* START Reading passage *

So $P(x = 0) = P(F F F dots.c F) = q dot q dot dots.c dot q = q^n$.

And
$
  P(X = 1) = P(S F F dots.c F) + P(F S F F dots.c F) + dots.c + P(F F F dots.c F S) \
  = underbrace(n, "possible outcomes") dot p^1 dot p^(n-1) \
  = vec(n, 1) dot p^1 dot p^(n-1) \
  = n dot p^1 dot p^(n-1)
$

Now we can generalize

$
  P(X = 2) = vec(n,2) p^2 q^(n-2)
$

How about all successes?

$
  P(X = n) = P(S S dots.c S) = p^n
$

We see that for all failures we have $q^n$ and all successes we have $p^n$.
Otherwise we use our method above.

In general, here is the probability mass function for the binomial random variable

$
  P(X = k) = vec(n, k) p^k q^(n-k), "for" k = 0,1,2,...,n
$


Binomial distribution is very powerful. Choosing between two things, what are the probabilities?

To summarize the characterization of the binomial random variable:

- $n$ independent trials
- each trial results in binary success or failure
- with probability of success $p$, identically across trials

with $X = hash$ successes in *fixed* $n$ trials.

$ X ~ "Bin"(n,p) $

with probability mass function

$
  P(X = x) = vec(n,x) p^x (1 - p)^(n-x) = p(x) "for" x = 0,1,2,...,n
$

We see this is in fact the binomial theorem!

$
  p(x) >= 0, sum^n_(x=0) p(x) = sum^n_(x=0) vec(n,x) p^x q^(n-x) = (p + q)^n
$

In fact,
$
  (p + q)^n = (p + (1 - p))^n = 1
$

#example[
  What is the probability of getting exactly three aces (1's) out of 10 throws
  of a fair die?

* END Reading passage *
* START Dataset content *

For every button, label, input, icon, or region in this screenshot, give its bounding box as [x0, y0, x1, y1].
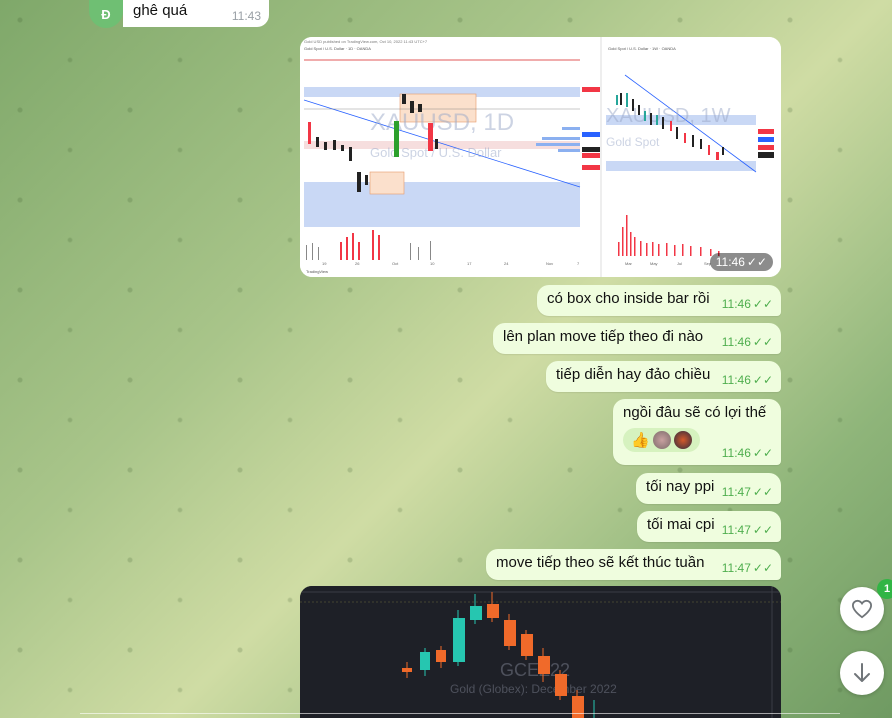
message-text: tiếp diễn hay đảo chiều: [556, 366, 711, 383]
outgoing-message-with-reactions[interactable]: ngồi đâu sẽ có lợi thế 👍 11:46 ✓✓: [613, 399, 781, 465]
outgoing-message[interactable]: có box cho inside bar rồi 11:46 ✓✓: [537, 285, 781, 316]
chart-photo-message[interactable]: Gold USD published on TradingView.com, O…: [300, 37, 781, 277]
message-meta: 11:46 ✓✓: [721, 297, 773, 311]
sender-avatar[interactable]: Đ: [89, 0, 123, 28]
message-text: tối mai cpi: [647, 516, 715, 533]
dark-chart-photo-message[interactable]: GCEZ22 Gold (Globex): December 2022: [300, 586, 781, 718]
message-time: 11:43: [231, 9, 261, 23]
double-check-icon: ✓✓: [752, 485, 773, 499]
right-chart-header: Gold Spot / U.S. Dollar · 1W · OANDA: [608, 46, 676, 51]
left-x-label-5: 24: [504, 261, 509, 266]
double-check-icon: ✓✓: [752, 561, 773, 575]
message-meta: 11:47 ✓✓: [721, 561, 773, 575]
right-chart-symbol-watermark: XAUUSD, 1W: [606, 105, 731, 127]
right-x-label-2: Jul: [677, 261, 682, 266]
incoming-message[interactable]: ghê quá 11:43: [123, 0, 269, 27]
heart-icon: [851, 599, 873, 619]
photo-time: 11:46 ✓✓: [709, 253, 773, 271]
left-chart-header: Gold Spot / U.S. Dollar · 1D · OANDA: [304, 46, 371, 51]
message-text: có box cho inside bar rồi: [547, 290, 710, 307]
message-text: move tiếp theo sẽ kết thúc tuần: [496, 554, 705, 571]
outgoing-message[interactable]: tiếp diễn hay đảo chiều 11:46 ✓✓: [546, 361, 781, 392]
left-x-label-4: 17: [467, 261, 472, 266]
right-x-label-0: Mar: [625, 261, 633, 266]
left-chart-published: Gold USD published on TradingView.com, O…: [304, 39, 428, 44]
arrow-down-icon: [854, 663, 870, 682]
message-text: tối nay ppi: [646, 478, 715, 495]
tradingview-footer: TradingView: [306, 269, 328, 274]
dark-chart-image: GCEZ22 Gold (Globex): December 2022: [300, 586, 781, 718]
message-meta: 11:47 ✓✓: [721, 485, 773, 499]
double-check-icon: ✓✓: [752, 373, 773, 387]
message-text: ngồi đâu sẽ có lợi thế: [623, 404, 767, 421]
scroll-down-button[interactable]: [840, 651, 884, 695]
unread-reactions-badge: 1: [877, 579, 892, 599]
right-chart-subtitle-watermark: Gold Spot: [606, 135, 660, 149]
outgoing-message[interactable]: lên plan move tiếp theo đi nào 11:46 ✓✓: [493, 323, 781, 354]
left-x-label-2: Oct: [392, 261, 399, 266]
left-x-label-1: 26: [355, 261, 360, 266]
outgoing-message[interactable]: tối nay ppi 11:47 ✓✓: [636, 473, 781, 504]
message-text: ghê quá: [133, 2, 188, 19]
thumbs-up-reaction-icon: 👍: [631, 432, 650, 449]
double-check-icon: ✓✓: [752, 297, 773, 311]
left-x-label-0: 19: [322, 261, 327, 266]
double-check-icon: ✓✓: [746, 255, 767, 269]
message-meta: 11:46 ✓✓: [721, 335, 773, 349]
reactions-bar[interactable]: 👍: [623, 428, 700, 452]
message-meta: 11:47 ✓✓: [721, 523, 773, 537]
double-check-icon: ✓✓: [752, 523, 773, 537]
message-text: lên plan move tiếp theo đi nào: [503, 328, 704, 345]
left-x-label-3: 10: [430, 261, 435, 266]
outgoing-message[interactable]: tối mai cpi 11:47 ✓✓: [637, 511, 781, 542]
outgoing-message[interactable]: move tiếp theo sẽ kết thúc tuần 11:47 ✓✓: [486, 549, 781, 580]
message-meta: 11:46 ✓✓: [721, 446, 773, 460]
left-chart-symbol-watermark: XAUUSD, 1D: [370, 109, 514, 136]
left-x-label-6: Nov: [546, 261, 553, 266]
reactor-avatar: [652, 431, 671, 449]
double-check-icon: ✓✓: [752, 335, 773, 349]
dark-chart-subtitle-watermark: Gold (Globex): December 2022: [450, 682, 617, 696]
chart-screenshot-image: Gold USD published on TradingView.com, O…: [300, 37, 781, 277]
double-check-icon: ✓✓: [752, 446, 773, 460]
right-x-label-1: May: [650, 261, 658, 266]
message-meta: 11:46 ✓✓: [721, 373, 773, 387]
composer-divider: [80, 713, 840, 714]
reactor-avatar: [673, 431, 692, 449]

* END Dataset content *

Direction ▸
Transcribe the stretch of the binomial distribution passage from "So $P(x = 0)" through "n dot p^1 dot p^(n-1)".

The completed task ▸
So $P(x = 0) = P(F F F dots.c F) = q dot q dot dots.c dot q = q^n$.

And
$
  P(X = 1) = P(S F F dots.c F) + P(F S F F dots.c F) + dots.c + P(F F F dots.c F S) \
  = underbrace(n, "possible outcomes") dot p^1 dot p^(n-1) \
  = vec(n, 1) dot p^1 dot p^(n-1) \
  = n dot p^1 dot p^(n-1)